▶ _TO BE DONE_: Extract every line of the records below verbatim, keeping each character unchanged.

····················

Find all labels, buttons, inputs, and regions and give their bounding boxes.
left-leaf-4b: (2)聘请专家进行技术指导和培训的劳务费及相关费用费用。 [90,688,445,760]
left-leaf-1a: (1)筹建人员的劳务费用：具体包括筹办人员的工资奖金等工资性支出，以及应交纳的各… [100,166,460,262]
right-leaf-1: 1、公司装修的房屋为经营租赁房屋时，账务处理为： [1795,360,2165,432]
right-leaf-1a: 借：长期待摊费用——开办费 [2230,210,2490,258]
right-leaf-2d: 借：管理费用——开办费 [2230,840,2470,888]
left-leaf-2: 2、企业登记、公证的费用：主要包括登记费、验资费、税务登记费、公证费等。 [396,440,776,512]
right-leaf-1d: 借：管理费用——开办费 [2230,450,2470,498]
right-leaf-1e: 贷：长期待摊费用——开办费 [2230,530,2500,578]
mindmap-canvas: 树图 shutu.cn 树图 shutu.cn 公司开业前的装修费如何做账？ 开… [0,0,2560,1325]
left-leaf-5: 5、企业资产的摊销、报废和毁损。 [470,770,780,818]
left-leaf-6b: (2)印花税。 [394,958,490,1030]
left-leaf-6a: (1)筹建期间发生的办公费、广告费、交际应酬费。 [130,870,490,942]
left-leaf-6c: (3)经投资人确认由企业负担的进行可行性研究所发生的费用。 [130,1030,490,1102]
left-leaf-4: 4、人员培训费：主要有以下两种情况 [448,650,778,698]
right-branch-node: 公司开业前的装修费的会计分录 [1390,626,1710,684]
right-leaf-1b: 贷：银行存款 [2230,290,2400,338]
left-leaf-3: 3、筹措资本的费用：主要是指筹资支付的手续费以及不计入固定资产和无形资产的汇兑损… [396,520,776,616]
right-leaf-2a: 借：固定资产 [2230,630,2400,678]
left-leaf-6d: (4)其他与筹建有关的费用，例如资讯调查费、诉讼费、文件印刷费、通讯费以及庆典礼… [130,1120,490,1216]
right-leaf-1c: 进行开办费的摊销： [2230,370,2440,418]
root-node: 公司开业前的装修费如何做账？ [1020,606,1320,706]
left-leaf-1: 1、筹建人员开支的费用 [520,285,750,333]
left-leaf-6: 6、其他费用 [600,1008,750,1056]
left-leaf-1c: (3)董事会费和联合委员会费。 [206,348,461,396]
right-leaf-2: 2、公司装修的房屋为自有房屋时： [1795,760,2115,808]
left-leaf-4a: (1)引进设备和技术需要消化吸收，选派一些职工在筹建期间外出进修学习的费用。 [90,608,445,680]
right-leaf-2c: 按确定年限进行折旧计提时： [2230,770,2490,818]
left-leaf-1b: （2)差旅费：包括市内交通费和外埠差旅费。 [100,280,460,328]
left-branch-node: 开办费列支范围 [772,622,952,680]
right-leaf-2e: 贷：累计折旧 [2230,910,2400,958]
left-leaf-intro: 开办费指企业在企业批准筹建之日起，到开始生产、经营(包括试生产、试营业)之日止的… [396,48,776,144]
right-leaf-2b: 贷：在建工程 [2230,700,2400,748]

····················

▶ _OUTPUT OF THE TASK_:
Find all labels, buttons, inputs, and regions and give their bounding boxes.
left-leaf-4b: (2)聘请专家进行技术指导和培训的劳务费及相关费用费用。 [90,688,445,760]
left-leaf-1a: (1)筹建人员的劳务费用：具体包括筹办人员的工资奖金等工资性支出，以及应交纳的各… [100,166,460,262]
right-leaf-1: 1、公司装修的房屋为经营租赁房屋时，账务处理为： [1795,360,2165,432]
right-leaf-1a: 借：长期待摊费用——开办费 [2230,210,2490,258]
right-leaf-2d: 借：管理费用——开办费 [2230,840,2470,888]
left-leaf-2: 2、企业登记、公证的费用：主要包括登记费、验资费、税务登记费、公证费等。 [396,440,776,512]
right-leaf-1d: 借：管理费用——开办费 [2230,450,2470,498]
right-leaf-1e: 贷：长期待摊费用——开办费 [2230,530,2500,578]
mindmap-canvas: 树图 shutu.cn 树图 shutu.cn 公司开业前的装修费如何做账？ 开… [0,0,2560,1325]
left-leaf-5: 5、企业资产的摊销、报废和毁损。 [470,770,780,818]
left-leaf-6b: (2)印花税。 [394,958,490,1030]
left-leaf-6a: (1)筹建期间发生的办公费、广告费、交际应酬费。 [130,870,490,942]
left-leaf-6c: (3)经投资人确认由企业负担的进行可行性研究所发生的费用。 [130,1030,490,1102]
left-leaf-4: 4、人员培训费：主要有以下两种情况 [448,650,778,698]
right-branch-node: 公司开业前的装修费的会计分录 [1390,626,1710,684]
right-leaf-1b: 贷：银行存款 [2230,290,2400,338]
left-leaf-3: 3、筹措资本的费用：主要是指筹资支付的手续费以及不计入固定资产和无形资产的汇兑损… [396,520,776,616]
right-leaf-2a: 借：固定资产 [2230,630,2400,678]
left-leaf-6d: (4)其他与筹建有关的费用，例如资讯调查费、诉讼费、文件印刷费、通讯费以及庆典礼… [130,1120,490,1216]
right-leaf-1c: 进行开办费的摊销： [2230,370,2440,418]
root-node: 公司开业前的装修费如何做账？ [1020,606,1320,706]
left-leaf-1: 1、筹建人员开支的费用 [520,285,750,333]
left-leaf-6: 6、其他费用 [600,1008,750,1056]
left-leaf-1c: (3)董事会费和联合委员会费。 [206,348,461,396]
right-leaf-2: 2、公司装修的房屋为自有房屋时： [1795,760,2115,808]
left-leaf-4a: (1)引进设备和技术需要消化吸收，选派一些职工在筹建期间外出进修学习的费用。 [90,608,445,680]
right-leaf-2c: 按确定年限进行折旧计提时： [2230,770,2490,818]
left-leaf-1b: （2)差旅费：包括市内交通费和外埠差旅费。 [100,280,460,328]
left-branch-node: 开办费列支范围 [772,622,952,680]
right-leaf-2e: 贷：累计折旧 [2230,910,2400,958]
left-leaf-intro: 开办费指企业在企业批准筹建之日起，到开始生产、经营(包括试生产、试营业)之日止的… [396,48,776,144]
right-leaf-2b: 贷：在建工程 [2230,700,2400,748]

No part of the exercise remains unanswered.